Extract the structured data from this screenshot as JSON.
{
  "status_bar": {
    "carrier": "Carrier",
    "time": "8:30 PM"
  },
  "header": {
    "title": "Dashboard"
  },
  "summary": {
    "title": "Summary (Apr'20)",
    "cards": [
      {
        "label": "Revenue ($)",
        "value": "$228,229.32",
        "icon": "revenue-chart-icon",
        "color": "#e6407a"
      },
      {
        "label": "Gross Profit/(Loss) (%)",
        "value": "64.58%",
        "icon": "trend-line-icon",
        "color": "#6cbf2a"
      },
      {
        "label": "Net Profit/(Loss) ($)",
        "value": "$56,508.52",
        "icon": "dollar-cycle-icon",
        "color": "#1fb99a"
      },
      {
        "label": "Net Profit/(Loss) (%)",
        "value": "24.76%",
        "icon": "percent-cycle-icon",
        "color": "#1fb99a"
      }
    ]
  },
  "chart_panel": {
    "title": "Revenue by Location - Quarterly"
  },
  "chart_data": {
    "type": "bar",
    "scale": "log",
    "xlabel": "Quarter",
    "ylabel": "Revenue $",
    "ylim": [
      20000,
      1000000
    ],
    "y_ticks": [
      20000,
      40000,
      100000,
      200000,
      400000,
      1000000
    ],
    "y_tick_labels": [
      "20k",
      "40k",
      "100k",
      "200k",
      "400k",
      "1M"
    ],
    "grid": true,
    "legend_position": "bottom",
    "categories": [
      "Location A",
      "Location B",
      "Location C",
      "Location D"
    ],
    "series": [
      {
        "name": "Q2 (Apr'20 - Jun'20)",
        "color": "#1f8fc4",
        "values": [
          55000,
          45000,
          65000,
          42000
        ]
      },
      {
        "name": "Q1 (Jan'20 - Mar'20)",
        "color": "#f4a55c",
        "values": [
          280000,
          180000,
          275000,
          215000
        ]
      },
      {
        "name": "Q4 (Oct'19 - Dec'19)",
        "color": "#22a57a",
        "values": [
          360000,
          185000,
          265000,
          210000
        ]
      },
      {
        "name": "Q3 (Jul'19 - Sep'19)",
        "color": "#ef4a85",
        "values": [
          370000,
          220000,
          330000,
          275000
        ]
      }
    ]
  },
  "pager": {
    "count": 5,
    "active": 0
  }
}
*-*-*
## TASK BRIEF
Give the material above again, word for word.

## THE ANSWER
Extract the structured data from this screenshot as JSON.
{
  "status_bar": {
    "carrier": "Carrier",
    "time": "8:30 PM"
  },
  "header": {
    "title": "Dashboard"
  },
  "summary": {
    "title": "Summary (Apr'20)",
    "cards": [
      {
        "label": "Revenue ($)",
        "value": "$228,229.32",
        "icon": "revenue-chart-icon",
        "color": "#e6407a"
      },
      {
        "label": "Gross Profit/(Loss) (%)",
        "value": "64.58%",
        "icon": "trend-line-icon",
        "color": "#6cbf2a"
      },
      {
        "label": "Net Profit/(Loss) ($)",
        "value": "$56,508.52",
        "icon": "dollar-cycle-icon",
        "color": "#1fb99a"
      },
      {
        "label": "Net Profit/(Loss) (%)",
        "value": "24.76%",
        "icon": "percent-cycle-icon",
        "color": "#1fb99a"
      }
    ]
  },
  "chart_panel": {
    "title": "Revenue by Location - Quarterly"
  },
  "chart_data": {
    "type": "bar",
    "scale": "log",
    "xlabel": "Quarter",
    "ylabel": "Revenue $",
    "ylim": [
      20000,
      1000000
    ],
    "y_ticks": [
      20000,
      40000,
      100000,
      200000,
      400000,
      1000000
    ],
    "y_tick_labels": [
      "20k",
      "40k",
      "100k",
      "200k",
      "400k",
      "1M"
    ],
    "grid": true,
    "legend_position": "bottom",
    "categories": [
      "Location A",
      "Location B",
      "Location C",
      "Location D"
    ],
    "series": [
      {
        "name": "Q2 (Apr'20 - Jun'20)",
        "color": "#1f8fc4",
        "values": [
          55000,
          45000,
          65000,
          42000
        ]
      },
      {
        "name": "Q1 (Jan'20 - Mar'20)",
        "color": "#f4a55c",
        "values": [
          280000,
          180000,
          275000,
          215000
        ]
      },
      {
        "name": "Q4 (Oct'19 - Dec'19)",
        "color": "#22a57a",
        "values": [
          360000,
          185000,
          265000,
          210000
        ]
      },
      {
        "name": "Q3 (Jul'19 - Sep'19)",
        "color": "#ef4a85",
        "values": [
          370000,
          220000,
          330000,
          275000
        ]
      }
    ]
  },
  "pager": {
    "count": 5,
    "active": 0
  }
}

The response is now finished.